Set exercise: Look over the lines below. Report each one that includes the string "color".

Dataset records:
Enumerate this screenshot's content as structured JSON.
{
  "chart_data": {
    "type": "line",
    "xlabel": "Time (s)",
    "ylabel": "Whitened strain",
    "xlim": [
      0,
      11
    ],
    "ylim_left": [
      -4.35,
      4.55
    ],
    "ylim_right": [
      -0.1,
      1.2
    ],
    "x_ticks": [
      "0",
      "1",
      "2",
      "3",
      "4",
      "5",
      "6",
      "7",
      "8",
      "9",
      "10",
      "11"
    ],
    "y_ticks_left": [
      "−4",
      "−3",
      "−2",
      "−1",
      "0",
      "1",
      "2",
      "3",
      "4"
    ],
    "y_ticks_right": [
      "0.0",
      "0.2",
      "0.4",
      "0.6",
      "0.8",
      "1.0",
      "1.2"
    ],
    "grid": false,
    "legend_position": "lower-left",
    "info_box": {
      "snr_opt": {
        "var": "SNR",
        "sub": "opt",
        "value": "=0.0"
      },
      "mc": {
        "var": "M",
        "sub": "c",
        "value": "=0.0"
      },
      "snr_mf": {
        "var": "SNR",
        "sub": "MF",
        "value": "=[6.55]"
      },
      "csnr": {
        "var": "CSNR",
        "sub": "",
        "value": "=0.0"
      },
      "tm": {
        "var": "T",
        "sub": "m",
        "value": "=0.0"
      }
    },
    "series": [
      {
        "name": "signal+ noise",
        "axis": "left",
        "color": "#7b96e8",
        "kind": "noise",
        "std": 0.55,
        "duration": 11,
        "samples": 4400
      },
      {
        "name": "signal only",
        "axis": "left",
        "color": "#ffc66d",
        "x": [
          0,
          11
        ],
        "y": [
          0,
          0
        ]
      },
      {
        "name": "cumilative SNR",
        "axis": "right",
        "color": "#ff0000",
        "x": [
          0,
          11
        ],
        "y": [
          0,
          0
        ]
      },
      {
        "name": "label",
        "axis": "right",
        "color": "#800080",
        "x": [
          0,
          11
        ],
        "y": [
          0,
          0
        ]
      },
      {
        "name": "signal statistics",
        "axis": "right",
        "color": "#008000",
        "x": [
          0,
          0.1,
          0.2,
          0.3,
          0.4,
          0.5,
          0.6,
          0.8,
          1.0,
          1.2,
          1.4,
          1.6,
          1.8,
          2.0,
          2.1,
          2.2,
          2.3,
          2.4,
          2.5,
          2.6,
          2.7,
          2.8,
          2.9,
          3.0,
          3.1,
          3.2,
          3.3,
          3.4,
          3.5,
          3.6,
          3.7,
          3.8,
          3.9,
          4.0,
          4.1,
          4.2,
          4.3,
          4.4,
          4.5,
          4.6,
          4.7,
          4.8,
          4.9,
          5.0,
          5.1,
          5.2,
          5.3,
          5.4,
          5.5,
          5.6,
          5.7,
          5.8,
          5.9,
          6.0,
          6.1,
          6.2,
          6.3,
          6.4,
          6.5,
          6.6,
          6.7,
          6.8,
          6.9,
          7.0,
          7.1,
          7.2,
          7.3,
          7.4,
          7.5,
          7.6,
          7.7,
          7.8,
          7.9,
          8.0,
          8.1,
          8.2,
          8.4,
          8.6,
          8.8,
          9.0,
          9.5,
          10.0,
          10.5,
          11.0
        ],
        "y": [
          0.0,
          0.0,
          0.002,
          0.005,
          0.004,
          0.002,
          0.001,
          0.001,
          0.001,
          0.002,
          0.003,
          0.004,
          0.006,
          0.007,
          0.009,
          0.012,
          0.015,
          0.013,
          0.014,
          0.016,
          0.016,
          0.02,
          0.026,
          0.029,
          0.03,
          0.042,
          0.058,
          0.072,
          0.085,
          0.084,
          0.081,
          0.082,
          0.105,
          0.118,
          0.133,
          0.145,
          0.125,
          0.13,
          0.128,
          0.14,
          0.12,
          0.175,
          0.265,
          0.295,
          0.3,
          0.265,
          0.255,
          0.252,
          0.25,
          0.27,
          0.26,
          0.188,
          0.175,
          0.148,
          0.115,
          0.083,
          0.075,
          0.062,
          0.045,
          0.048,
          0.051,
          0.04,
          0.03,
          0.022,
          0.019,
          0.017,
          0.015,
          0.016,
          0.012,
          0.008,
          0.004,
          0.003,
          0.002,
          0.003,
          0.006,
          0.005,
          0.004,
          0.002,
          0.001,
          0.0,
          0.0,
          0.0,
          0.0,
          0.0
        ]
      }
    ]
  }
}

Finished answer:
        "color": "#7b96e8",
        "color": "#ffc66d",
        "color": "#ff0000",
        "color": "#800080",
        "color": "#008000",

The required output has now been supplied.